Task goal: A line counts if it contains the word "Loss" at least once. State how many such lines the records contain, giving the number alone.

Records supplied:
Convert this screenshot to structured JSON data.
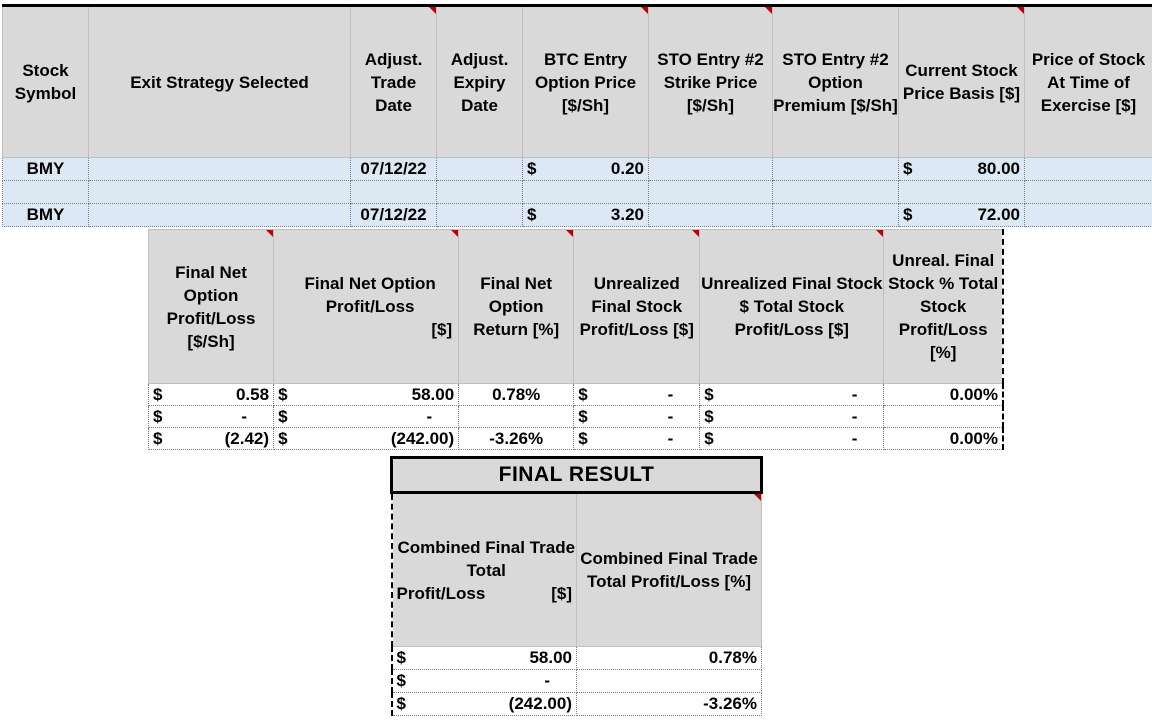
{
  "table1": {
    "headers": [
      "Stock Symbol",
      "Exit Strategy Selected",
      "Adjust. Trade Date",
      "Adjust. Expiry Date",
      "BTC Entry Option Price [$/Sh]",
      "STO Entry #2 Strike Price [$/Sh]",
      "STO Entry #2 Option Premium [$/Sh]",
      "Current Stock Price Basis [$]",
      "Price of Stock At Time of Exercise [$]"
    ],
    "rows": [
      {
        "symbol": "BMY",
        "strategy": "",
        "trade_date": "07/12/22",
        "expiry": "",
        "btc_cur": "$",
        "btc_val": "0.20",
        "sto_strike": "",
        "sto_prem": "",
        "basis_cur": "$",
        "basis_val": "80.00",
        "exercise": ""
      },
      {
        "symbol": "",
        "strategy": "",
        "trade_date": "",
        "expiry": "",
        "btc_cur": "",
        "btc_val": "",
        "sto_strike": "",
        "sto_prem": "",
        "basis_cur": "",
        "basis_val": "",
        "exercise": ""
      },
      {
        "symbol": "BMY",
        "strategy": "",
        "trade_date": "07/12/22",
        "expiry": "",
        "btc_cur": "$",
        "btc_val": "3.20",
        "sto_strike": "",
        "sto_prem": "",
        "basis_cur": "$",
        "basis_val": "72.00",
        "exercise": ""
      }
    ]
  },
  "table2": {
    "headers": [
      "Final Net Option Profit/Loss [$/Sh]",
      "Final Net Option Profit/Loss",
      "[$]",
      "Final Net Option Return [%]",
      "Unrealized Final Stock Profit/Loss [$]",
      "Unrealized Final Stock $ Total Stock Profit/Loss [$]",
      "Unreal. Final Stock % Total Stock Profit/Loss [%]"
    ],
    "rows": [
      {
        "pl_sh_cur": "$",
        "pl_sh": "0.58",
        "pl_cur": "$",
        "pl": "58.00",
        "ret": "0.78%",
        "unr_cur": "$",
        "unr": "-",
        "unr_tot_cur": "$",
        "unr_tot": "-",
        "unr_pct": "0.00%"
      },
      {
        "pl_sh_cur": "$",
        "pl_sh": "-",
        "pl_cur": "$",
        "pl": "-",
        "ret": "",
        "unr_cur": "$",
        "unr": "-",
        "unr_tot_cur": "$",
        "unr_tot": "-",
        "unr_pct": ""
      },
      {
        "pl_sh_cur": "$",
        "pl_sh": "(2.42)",
        "pl_cur": "$",
        "pl": "(242.00)",
        "ret": "-3.26%",
        "unr_cur": "$",
        "unr": "-",
        "unr_tot_cur": "$",
        "unr_tot": "-",
        "unr_pct": "0.00%"
      }
    ]
  },
  "table3": {
    "title": "FINAL RESULT",
    "headers": [
      "Combined Final Trade Total",
      "Profit/Loss",
      "[$]",
      "Combined Final Trade Total Profit/Loss [%]"
    ],
    "rows": [
      {
        "cur": "$",
        "val": "58.00",
        "pct": "0.78%"
      },
      {
        "cur": "$",
        "val": "-",
        "pct": ""
      },
      {
        "cur": "$",
        "val": "(242.00)",
        "pct": "-3.26%"
      }
    ]
  },
  "colors": {
    "header_bg": "#d9d9d9",
    "row_bg": "#dce9f5",
    "comment_marker": "#c00000"
  }
}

Answer to the problem: 7